THE EXERCISE:
Your copy of the material below should match it exactly, except that it holds no pictures.

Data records
--- START ---
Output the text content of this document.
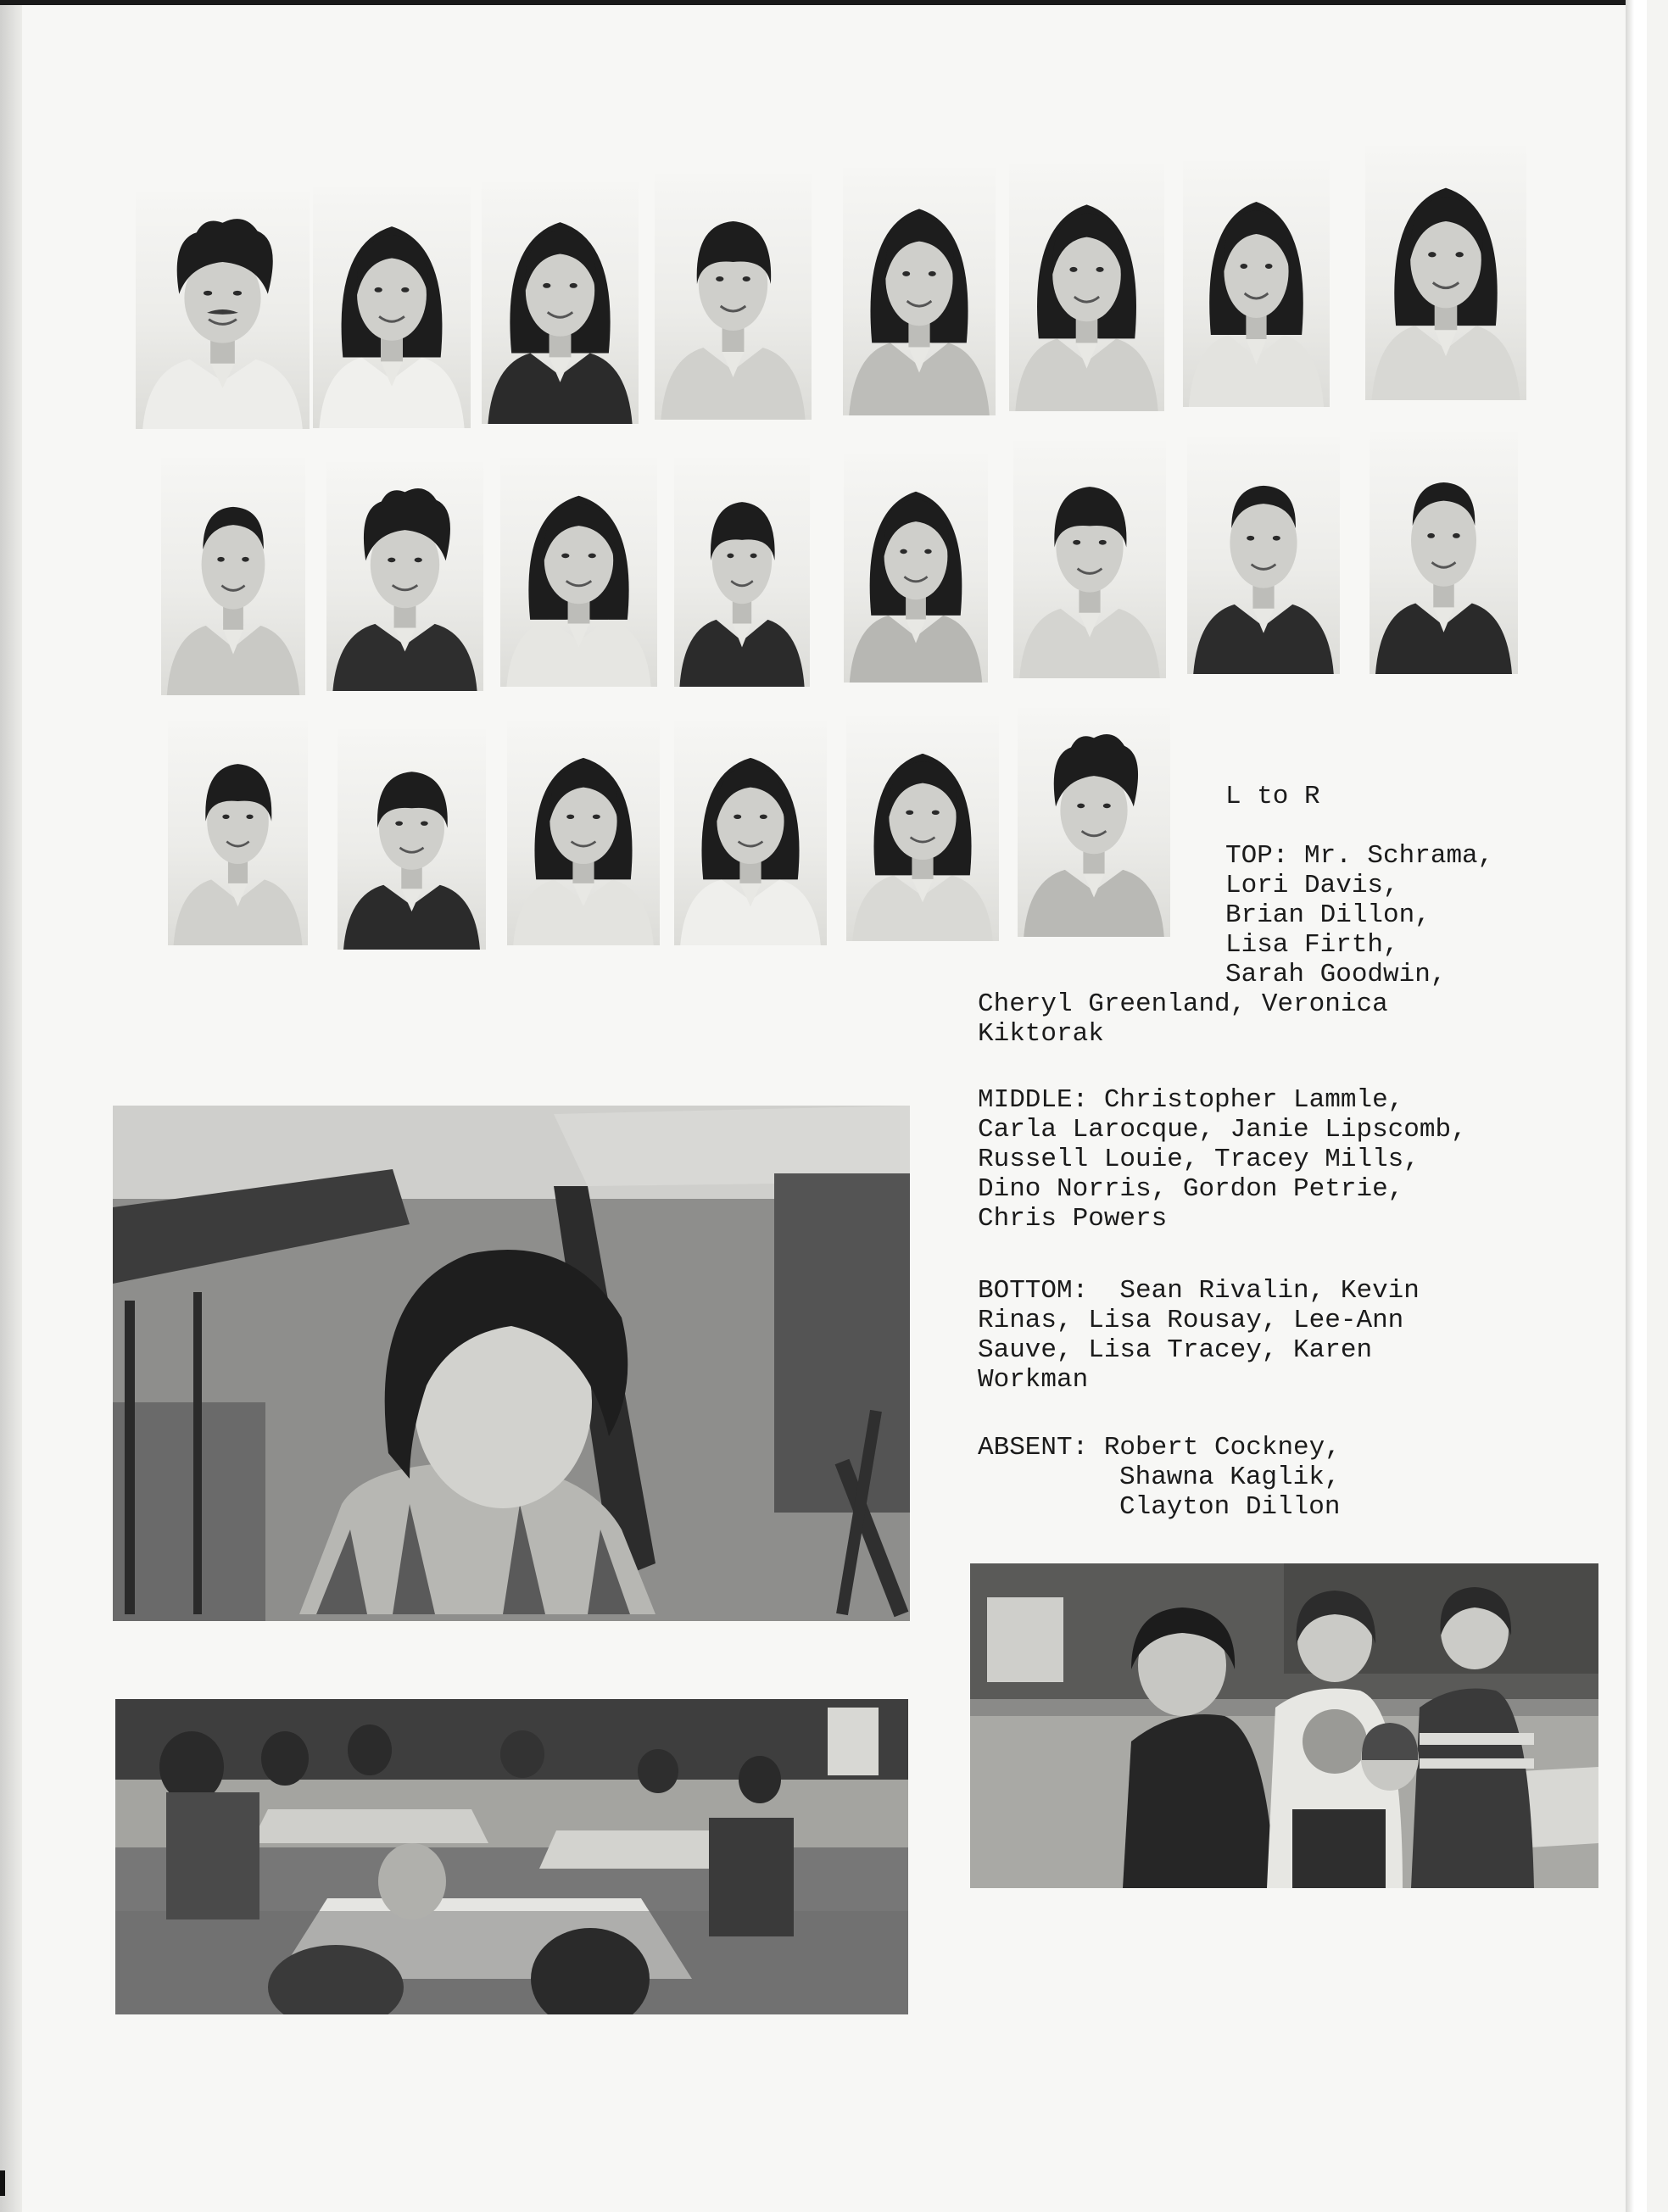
L to R
TOP: Mr. Schrama,
Lori Davis,
Brian Dillon,
Lisa Firth,
Sarah Goodwin,
Cheryl Greenland, Veronica
Kiktorak
MIDDLE: Christopher Lammle,
Carla Larocque, Janie Lipscomb,
Russell Louie, Tracey Mills,
Dino Norris, Gordon Petrie,
Chris Powers
BOTTOM:  Sean Rivalin, Kevin
Rinas, Lisa Rousay, Lee-Ann
Sauve, Lisa Tracey, Karen
Workman
ABSENT: Robert Cockney,
Shawna Kaglik,
Clayton Dillon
--- END ---
THE REPLY:
Output the text content of this document.
L to R
TOP: Mr. Schrama,
Lori Davis,
Brian Dillon,
Lisa Firth,
Sarah Goodwin,
Cheryl Greenland, Veronica
Kiktorak
MIDDLE: Christopher Lammle,
Carla Larocque, Janie Lipscomb,
Russell Louie, Tracey Mills,
Dino Norris, Gordon Petrie,
Chris Powers
BOTTOM:  Sean Rivalin, Kevin
Rinas, Lisa Rousay, Lee-Ann
Sauve, Lisa Tracey, Karen
Workman
ABSENT: Robert Cockney,
Shawna Kaglik,
Clayton Dillon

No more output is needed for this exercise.